* Given instruction *
Gather up all lines that carry the word "Полота".

Extracts from a graphics dataset
:::

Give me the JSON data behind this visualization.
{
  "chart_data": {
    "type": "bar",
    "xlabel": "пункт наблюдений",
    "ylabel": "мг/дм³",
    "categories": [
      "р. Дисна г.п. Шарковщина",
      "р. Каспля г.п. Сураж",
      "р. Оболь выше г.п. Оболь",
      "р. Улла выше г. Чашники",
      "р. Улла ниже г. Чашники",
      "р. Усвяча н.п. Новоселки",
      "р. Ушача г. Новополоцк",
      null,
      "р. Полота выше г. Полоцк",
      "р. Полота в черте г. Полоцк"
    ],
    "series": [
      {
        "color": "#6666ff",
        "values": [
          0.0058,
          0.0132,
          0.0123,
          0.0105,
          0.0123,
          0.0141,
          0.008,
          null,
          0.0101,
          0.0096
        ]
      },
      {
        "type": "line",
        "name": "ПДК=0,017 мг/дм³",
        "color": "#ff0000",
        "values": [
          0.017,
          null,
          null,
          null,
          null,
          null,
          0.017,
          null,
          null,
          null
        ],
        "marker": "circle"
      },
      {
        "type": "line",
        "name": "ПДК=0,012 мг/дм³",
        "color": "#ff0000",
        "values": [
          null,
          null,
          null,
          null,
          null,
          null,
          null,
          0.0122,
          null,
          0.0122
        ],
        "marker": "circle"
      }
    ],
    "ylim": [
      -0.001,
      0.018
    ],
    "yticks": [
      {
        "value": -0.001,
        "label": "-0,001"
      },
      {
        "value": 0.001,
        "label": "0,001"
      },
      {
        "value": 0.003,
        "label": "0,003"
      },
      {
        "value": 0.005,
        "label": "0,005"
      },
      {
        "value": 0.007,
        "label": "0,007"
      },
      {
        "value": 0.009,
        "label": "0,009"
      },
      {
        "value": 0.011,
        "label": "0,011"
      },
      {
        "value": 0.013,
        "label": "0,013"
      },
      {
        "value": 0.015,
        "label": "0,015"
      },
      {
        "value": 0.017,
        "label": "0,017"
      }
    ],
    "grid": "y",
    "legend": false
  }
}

:::

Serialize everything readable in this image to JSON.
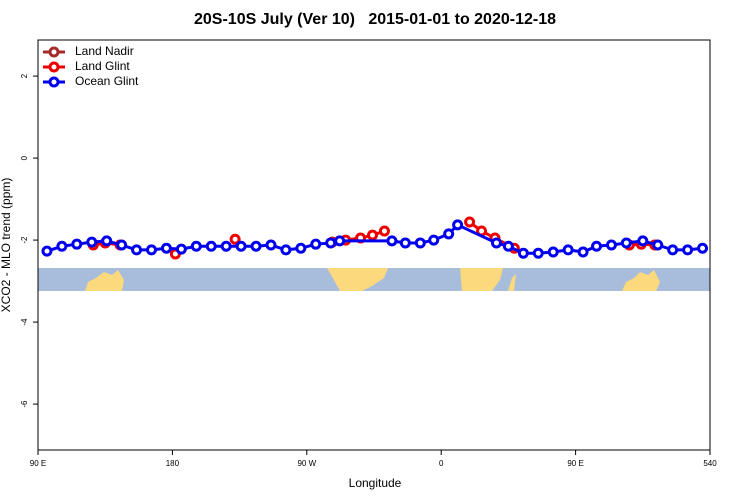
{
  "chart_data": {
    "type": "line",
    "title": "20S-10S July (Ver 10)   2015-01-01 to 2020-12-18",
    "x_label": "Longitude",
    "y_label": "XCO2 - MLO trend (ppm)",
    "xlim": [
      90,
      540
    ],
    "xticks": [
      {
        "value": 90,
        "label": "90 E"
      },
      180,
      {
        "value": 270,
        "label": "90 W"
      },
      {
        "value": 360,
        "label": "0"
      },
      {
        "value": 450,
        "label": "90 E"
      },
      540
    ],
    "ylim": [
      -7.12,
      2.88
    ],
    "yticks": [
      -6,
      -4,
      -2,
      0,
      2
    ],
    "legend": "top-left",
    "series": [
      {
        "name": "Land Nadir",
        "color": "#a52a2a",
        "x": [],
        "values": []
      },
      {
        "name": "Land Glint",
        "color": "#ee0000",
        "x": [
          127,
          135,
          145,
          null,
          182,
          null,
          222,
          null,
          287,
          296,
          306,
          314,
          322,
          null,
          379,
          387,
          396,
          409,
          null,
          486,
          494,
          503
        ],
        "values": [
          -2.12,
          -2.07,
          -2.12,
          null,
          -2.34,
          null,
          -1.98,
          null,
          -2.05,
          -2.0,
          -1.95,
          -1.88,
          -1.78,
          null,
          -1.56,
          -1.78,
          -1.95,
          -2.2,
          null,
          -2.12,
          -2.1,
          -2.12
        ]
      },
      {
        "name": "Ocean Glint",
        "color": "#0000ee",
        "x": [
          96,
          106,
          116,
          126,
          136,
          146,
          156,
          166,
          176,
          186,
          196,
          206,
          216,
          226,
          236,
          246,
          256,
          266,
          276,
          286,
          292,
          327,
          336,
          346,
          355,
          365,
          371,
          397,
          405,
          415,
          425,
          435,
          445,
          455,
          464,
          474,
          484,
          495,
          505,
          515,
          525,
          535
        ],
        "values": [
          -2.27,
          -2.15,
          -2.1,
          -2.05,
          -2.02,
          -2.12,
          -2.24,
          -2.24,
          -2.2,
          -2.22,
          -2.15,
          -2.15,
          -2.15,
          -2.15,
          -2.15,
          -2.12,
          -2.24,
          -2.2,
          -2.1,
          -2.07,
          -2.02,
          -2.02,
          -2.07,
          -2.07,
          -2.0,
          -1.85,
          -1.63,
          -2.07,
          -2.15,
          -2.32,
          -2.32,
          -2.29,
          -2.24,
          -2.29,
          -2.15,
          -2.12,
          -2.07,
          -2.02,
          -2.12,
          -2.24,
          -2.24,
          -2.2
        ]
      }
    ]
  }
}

:::

* Solution to the problem *
      "р. Полота выше г. Полоцк",
      "р. Полота в черте г. Полоцк"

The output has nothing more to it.